### Data lines:
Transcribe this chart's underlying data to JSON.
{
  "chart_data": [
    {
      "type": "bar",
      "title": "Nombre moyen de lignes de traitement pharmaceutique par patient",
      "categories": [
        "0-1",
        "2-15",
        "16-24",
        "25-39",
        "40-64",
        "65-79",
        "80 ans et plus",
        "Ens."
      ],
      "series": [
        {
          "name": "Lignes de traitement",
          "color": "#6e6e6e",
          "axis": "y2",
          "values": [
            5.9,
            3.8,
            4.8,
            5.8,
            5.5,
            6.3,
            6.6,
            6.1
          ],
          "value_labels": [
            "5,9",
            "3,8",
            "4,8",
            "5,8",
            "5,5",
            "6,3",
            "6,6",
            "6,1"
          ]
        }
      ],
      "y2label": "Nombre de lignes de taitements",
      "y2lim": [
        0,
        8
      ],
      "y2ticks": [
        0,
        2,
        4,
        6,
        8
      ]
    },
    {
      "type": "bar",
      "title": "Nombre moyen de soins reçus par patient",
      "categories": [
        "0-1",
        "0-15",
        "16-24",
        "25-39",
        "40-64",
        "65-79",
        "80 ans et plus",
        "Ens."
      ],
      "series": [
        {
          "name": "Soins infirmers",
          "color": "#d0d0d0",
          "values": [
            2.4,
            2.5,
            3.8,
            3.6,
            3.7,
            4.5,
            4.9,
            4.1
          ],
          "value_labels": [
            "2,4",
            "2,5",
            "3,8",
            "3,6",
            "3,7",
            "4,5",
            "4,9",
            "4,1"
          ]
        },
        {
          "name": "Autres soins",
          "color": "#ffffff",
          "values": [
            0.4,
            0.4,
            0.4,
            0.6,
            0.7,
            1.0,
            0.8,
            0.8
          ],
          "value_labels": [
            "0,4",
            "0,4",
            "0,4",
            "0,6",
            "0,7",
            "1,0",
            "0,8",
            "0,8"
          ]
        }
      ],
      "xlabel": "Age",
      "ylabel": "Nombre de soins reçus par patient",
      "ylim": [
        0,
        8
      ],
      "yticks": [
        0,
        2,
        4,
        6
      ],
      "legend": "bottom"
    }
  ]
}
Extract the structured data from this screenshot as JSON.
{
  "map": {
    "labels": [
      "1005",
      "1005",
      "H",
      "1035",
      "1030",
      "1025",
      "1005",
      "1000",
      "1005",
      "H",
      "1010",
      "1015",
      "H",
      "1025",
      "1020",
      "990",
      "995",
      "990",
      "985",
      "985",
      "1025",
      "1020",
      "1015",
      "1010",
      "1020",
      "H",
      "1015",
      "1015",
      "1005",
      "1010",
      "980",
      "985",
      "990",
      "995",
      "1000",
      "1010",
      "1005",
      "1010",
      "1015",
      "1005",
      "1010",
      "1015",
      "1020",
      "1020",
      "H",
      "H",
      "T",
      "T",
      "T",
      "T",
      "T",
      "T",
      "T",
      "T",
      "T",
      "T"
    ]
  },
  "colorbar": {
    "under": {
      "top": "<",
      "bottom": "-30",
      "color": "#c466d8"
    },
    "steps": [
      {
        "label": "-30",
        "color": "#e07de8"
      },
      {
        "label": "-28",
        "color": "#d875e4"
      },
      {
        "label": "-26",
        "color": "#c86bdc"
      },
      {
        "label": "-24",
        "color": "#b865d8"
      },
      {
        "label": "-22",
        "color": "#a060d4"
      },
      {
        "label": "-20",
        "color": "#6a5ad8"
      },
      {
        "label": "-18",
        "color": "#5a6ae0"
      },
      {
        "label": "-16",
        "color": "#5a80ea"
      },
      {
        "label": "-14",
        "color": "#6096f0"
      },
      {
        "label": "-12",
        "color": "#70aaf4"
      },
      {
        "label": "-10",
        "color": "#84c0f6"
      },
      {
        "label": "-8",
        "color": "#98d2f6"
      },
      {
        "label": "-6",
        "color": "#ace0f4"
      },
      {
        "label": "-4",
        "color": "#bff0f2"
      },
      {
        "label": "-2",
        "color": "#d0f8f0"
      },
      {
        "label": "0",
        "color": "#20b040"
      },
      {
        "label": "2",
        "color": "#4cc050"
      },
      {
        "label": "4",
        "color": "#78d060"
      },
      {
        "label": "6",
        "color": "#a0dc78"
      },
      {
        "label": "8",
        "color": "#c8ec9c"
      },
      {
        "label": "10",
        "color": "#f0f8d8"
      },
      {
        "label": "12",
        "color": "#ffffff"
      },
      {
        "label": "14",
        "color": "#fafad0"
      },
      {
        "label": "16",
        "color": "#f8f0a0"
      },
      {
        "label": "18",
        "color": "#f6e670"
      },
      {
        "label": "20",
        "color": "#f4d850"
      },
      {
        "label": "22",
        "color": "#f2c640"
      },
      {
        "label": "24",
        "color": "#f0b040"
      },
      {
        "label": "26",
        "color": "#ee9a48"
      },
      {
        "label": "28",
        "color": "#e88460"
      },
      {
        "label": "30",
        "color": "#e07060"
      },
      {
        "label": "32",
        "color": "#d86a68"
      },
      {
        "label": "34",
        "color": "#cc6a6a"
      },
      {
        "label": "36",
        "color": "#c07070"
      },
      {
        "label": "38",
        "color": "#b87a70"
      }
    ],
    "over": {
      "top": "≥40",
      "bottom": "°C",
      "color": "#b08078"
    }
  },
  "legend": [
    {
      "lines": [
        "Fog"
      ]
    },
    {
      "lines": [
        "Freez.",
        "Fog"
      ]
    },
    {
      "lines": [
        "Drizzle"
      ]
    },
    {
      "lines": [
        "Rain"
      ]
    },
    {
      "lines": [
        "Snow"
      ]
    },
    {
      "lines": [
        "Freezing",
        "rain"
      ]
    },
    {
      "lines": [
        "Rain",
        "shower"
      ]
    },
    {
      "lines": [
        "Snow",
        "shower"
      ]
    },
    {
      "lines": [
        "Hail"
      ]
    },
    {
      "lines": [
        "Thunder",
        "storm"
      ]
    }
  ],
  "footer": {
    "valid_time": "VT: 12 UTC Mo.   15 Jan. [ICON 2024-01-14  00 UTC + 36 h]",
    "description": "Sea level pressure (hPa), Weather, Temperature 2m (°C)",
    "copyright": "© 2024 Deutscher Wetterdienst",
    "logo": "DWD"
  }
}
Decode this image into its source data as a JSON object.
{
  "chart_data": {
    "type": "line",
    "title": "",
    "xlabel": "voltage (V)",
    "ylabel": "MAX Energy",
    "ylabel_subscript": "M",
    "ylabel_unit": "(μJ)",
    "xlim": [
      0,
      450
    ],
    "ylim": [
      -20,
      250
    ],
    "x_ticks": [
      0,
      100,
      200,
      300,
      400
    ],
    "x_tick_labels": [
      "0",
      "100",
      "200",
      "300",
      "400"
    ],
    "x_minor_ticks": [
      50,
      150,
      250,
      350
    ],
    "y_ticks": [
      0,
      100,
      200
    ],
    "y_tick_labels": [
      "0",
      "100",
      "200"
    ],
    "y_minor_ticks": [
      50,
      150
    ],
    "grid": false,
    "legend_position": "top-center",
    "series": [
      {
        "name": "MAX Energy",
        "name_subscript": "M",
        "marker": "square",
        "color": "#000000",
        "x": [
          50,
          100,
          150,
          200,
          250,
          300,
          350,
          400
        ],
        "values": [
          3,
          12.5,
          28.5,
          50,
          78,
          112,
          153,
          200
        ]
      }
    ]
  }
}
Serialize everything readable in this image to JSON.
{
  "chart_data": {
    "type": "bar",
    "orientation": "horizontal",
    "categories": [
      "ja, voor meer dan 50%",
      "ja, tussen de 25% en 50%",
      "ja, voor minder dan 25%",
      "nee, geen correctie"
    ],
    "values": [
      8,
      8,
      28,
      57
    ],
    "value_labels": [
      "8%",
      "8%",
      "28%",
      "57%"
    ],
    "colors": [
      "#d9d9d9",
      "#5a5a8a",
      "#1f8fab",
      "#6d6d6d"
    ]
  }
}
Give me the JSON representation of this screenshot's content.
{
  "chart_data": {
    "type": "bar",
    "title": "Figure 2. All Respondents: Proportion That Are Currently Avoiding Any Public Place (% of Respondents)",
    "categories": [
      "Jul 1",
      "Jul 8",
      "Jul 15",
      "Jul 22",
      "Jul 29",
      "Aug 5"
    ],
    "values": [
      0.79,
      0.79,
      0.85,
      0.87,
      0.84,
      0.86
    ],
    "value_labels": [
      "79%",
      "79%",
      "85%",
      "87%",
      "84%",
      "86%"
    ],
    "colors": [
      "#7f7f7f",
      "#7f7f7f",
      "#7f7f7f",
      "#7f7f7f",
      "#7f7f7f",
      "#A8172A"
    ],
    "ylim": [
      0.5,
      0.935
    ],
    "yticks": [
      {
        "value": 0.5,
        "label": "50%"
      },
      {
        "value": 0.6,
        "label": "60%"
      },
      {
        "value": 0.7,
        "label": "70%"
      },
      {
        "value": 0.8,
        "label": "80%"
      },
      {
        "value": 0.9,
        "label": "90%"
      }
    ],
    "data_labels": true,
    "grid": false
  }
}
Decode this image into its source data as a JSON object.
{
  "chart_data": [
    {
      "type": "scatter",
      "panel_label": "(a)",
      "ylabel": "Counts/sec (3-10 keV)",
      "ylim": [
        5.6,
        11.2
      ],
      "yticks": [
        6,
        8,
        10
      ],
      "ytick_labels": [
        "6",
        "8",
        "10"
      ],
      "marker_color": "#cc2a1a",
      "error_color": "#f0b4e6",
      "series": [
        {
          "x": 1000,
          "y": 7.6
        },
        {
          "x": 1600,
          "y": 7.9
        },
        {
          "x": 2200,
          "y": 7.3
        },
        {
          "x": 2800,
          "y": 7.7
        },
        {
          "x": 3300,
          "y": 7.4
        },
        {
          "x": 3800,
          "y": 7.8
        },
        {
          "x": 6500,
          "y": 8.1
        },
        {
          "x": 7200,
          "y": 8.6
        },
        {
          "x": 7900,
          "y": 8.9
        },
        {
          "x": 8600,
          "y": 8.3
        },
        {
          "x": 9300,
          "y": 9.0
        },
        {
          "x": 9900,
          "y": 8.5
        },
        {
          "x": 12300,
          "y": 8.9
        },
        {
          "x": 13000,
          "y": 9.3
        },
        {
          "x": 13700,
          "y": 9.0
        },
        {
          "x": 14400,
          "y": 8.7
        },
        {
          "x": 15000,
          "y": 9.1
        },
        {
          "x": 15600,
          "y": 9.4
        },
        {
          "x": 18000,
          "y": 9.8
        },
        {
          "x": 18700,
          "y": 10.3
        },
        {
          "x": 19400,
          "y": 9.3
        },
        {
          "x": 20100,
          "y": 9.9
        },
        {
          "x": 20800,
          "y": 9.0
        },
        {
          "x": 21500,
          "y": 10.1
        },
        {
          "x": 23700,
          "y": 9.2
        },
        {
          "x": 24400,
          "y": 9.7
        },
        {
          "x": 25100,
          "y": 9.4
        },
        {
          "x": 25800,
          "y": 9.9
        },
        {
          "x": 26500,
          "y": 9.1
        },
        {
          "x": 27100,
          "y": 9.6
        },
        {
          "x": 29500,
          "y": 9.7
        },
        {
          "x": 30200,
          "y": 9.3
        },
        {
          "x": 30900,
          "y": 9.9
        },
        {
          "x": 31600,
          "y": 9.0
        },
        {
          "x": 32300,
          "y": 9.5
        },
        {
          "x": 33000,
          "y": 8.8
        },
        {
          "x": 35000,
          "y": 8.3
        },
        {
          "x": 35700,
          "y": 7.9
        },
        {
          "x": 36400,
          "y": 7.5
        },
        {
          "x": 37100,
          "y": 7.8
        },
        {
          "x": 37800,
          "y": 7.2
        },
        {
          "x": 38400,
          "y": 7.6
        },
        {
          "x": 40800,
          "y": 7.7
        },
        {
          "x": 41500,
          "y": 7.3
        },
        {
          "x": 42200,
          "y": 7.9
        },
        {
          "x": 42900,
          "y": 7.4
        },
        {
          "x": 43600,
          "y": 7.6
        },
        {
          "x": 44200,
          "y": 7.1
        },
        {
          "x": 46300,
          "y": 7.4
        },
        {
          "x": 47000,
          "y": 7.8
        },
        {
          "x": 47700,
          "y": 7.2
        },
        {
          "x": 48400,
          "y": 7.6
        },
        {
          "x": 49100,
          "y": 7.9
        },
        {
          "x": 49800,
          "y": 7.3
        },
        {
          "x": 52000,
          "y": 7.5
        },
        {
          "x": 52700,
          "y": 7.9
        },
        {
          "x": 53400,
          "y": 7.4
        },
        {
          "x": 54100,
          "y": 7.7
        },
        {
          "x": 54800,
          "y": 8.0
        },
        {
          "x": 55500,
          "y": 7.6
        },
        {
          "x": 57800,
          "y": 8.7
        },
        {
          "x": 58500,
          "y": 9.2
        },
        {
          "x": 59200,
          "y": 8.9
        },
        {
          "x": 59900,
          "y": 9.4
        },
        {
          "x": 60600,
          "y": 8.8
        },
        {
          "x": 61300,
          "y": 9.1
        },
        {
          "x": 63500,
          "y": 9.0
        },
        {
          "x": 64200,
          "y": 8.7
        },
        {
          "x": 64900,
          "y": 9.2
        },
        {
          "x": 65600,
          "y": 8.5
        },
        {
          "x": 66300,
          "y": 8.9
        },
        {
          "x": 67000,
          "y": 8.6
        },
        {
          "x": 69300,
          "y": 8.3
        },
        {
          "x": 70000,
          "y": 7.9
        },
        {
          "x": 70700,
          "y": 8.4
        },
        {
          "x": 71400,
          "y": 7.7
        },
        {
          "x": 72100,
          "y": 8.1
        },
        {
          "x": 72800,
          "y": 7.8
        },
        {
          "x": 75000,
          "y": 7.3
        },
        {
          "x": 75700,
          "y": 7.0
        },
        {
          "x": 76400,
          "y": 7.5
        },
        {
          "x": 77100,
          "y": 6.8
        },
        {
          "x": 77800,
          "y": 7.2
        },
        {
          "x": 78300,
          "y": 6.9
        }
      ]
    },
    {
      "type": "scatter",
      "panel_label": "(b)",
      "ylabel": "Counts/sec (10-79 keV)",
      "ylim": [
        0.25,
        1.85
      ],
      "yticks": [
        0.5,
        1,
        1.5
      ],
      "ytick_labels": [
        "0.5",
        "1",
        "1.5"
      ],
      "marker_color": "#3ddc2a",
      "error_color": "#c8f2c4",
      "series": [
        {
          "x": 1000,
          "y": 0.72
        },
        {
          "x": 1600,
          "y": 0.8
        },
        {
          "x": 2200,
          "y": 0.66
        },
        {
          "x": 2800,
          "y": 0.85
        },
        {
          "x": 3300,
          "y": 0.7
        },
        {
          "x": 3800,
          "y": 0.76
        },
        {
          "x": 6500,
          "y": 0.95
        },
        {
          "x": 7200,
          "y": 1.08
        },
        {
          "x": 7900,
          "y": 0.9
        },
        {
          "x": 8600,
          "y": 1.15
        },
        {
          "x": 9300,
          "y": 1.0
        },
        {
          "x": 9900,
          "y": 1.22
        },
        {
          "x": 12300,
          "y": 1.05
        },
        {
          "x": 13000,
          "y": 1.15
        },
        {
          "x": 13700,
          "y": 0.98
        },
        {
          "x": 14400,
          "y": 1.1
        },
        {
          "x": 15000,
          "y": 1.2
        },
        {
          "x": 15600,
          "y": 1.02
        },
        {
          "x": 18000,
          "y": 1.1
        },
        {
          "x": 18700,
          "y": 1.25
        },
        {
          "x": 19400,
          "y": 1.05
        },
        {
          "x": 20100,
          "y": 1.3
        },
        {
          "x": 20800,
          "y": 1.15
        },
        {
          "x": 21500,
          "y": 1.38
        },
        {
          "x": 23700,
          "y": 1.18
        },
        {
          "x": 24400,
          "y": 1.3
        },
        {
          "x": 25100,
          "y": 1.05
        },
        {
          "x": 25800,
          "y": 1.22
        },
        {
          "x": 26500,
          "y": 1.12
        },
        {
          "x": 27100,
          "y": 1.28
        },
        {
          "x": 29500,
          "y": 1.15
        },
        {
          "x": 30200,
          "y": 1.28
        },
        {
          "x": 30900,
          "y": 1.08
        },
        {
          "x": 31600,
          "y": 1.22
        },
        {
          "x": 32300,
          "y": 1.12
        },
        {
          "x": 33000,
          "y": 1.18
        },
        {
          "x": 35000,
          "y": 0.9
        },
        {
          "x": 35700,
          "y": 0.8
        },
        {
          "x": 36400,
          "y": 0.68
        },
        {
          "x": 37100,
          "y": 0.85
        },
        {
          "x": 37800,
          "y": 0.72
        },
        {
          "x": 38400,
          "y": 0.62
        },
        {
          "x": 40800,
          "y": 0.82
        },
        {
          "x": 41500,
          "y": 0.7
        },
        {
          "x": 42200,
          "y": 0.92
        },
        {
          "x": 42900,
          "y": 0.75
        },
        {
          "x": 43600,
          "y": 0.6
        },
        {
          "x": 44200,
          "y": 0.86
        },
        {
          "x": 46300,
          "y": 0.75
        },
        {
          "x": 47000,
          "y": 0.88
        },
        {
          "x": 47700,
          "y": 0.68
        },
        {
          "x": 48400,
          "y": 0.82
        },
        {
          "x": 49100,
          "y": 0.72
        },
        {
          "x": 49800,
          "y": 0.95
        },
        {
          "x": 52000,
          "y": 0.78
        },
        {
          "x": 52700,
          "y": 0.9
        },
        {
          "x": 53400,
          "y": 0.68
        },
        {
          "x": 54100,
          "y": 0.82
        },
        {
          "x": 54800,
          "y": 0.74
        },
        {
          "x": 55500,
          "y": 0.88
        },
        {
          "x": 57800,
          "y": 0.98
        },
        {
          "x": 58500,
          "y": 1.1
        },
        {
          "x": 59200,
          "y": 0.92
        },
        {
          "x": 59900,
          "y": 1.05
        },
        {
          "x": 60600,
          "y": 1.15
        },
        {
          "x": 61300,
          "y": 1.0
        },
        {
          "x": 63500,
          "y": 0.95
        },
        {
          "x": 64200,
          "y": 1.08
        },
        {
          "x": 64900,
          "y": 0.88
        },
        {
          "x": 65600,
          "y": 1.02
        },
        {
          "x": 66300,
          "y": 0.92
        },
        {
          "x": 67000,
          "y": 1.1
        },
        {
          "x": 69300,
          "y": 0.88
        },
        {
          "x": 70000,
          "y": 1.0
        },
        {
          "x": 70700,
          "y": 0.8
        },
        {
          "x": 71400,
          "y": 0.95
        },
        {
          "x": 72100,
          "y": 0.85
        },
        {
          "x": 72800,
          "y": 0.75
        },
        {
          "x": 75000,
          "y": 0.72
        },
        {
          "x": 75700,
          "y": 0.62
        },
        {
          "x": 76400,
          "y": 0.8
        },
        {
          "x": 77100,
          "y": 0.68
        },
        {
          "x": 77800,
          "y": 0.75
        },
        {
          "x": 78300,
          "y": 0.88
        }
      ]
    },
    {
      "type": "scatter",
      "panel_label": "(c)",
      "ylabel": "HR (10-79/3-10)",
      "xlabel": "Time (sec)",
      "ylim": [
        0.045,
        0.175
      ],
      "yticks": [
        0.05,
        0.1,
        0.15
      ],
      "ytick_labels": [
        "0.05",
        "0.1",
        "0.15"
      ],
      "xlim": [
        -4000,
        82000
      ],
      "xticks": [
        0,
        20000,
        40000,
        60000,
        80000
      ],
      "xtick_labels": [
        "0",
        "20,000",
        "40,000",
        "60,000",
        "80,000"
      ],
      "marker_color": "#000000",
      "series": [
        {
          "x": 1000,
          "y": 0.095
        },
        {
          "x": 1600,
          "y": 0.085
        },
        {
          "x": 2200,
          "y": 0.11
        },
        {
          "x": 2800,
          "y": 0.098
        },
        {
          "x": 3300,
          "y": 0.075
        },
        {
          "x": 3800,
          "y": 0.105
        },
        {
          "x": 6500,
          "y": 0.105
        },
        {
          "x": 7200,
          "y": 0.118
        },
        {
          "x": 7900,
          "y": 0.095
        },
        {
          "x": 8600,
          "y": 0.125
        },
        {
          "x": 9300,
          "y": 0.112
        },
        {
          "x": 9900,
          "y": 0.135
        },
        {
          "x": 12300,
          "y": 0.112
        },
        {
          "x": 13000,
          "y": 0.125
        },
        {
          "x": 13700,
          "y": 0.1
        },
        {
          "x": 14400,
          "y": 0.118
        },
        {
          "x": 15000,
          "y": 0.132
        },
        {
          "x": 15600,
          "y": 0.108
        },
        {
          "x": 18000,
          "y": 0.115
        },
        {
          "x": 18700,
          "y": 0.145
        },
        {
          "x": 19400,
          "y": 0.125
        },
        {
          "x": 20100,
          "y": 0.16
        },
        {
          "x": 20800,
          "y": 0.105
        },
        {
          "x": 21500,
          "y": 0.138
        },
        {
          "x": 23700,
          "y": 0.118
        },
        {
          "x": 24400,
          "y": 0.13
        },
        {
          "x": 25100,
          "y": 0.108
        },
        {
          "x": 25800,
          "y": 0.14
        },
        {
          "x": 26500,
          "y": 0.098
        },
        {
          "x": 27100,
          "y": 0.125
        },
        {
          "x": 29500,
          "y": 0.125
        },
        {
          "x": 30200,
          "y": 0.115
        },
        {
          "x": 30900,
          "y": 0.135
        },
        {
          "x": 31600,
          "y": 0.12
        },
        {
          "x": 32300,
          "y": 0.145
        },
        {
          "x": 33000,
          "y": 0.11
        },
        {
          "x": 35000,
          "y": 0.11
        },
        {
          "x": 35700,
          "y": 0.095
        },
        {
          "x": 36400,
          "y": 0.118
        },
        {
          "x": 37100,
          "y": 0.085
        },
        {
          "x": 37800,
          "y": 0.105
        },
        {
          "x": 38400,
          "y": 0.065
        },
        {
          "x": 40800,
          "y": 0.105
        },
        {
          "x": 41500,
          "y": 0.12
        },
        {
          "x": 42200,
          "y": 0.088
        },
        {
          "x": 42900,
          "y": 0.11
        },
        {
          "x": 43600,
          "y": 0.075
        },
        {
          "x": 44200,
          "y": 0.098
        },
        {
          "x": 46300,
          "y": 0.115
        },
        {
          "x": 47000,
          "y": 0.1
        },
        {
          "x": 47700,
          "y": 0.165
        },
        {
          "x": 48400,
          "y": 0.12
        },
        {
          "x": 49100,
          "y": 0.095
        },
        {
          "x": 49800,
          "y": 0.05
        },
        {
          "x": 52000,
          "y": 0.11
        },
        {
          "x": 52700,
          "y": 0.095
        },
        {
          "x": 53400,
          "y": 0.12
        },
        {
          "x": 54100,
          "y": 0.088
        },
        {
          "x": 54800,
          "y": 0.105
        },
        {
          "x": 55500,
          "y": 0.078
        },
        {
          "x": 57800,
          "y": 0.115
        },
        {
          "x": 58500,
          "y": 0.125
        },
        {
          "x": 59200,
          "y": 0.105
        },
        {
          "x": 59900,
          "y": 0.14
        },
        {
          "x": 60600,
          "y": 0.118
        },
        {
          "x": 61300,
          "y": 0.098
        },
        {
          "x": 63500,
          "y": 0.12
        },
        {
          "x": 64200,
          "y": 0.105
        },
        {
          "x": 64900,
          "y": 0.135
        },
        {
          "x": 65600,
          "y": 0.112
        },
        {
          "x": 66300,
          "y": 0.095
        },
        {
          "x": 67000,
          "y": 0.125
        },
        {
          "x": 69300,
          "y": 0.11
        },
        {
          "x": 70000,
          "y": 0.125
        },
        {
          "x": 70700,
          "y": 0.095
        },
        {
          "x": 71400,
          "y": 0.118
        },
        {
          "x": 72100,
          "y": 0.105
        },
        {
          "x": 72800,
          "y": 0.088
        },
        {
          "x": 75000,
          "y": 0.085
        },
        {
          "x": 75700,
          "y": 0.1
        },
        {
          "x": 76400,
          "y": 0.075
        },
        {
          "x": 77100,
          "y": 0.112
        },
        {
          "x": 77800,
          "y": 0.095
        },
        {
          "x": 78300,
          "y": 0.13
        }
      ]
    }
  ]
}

### Instructions for the task:
Determine how many lines include the string "patient". Give no answer but the number.

### Response to this exercise:
3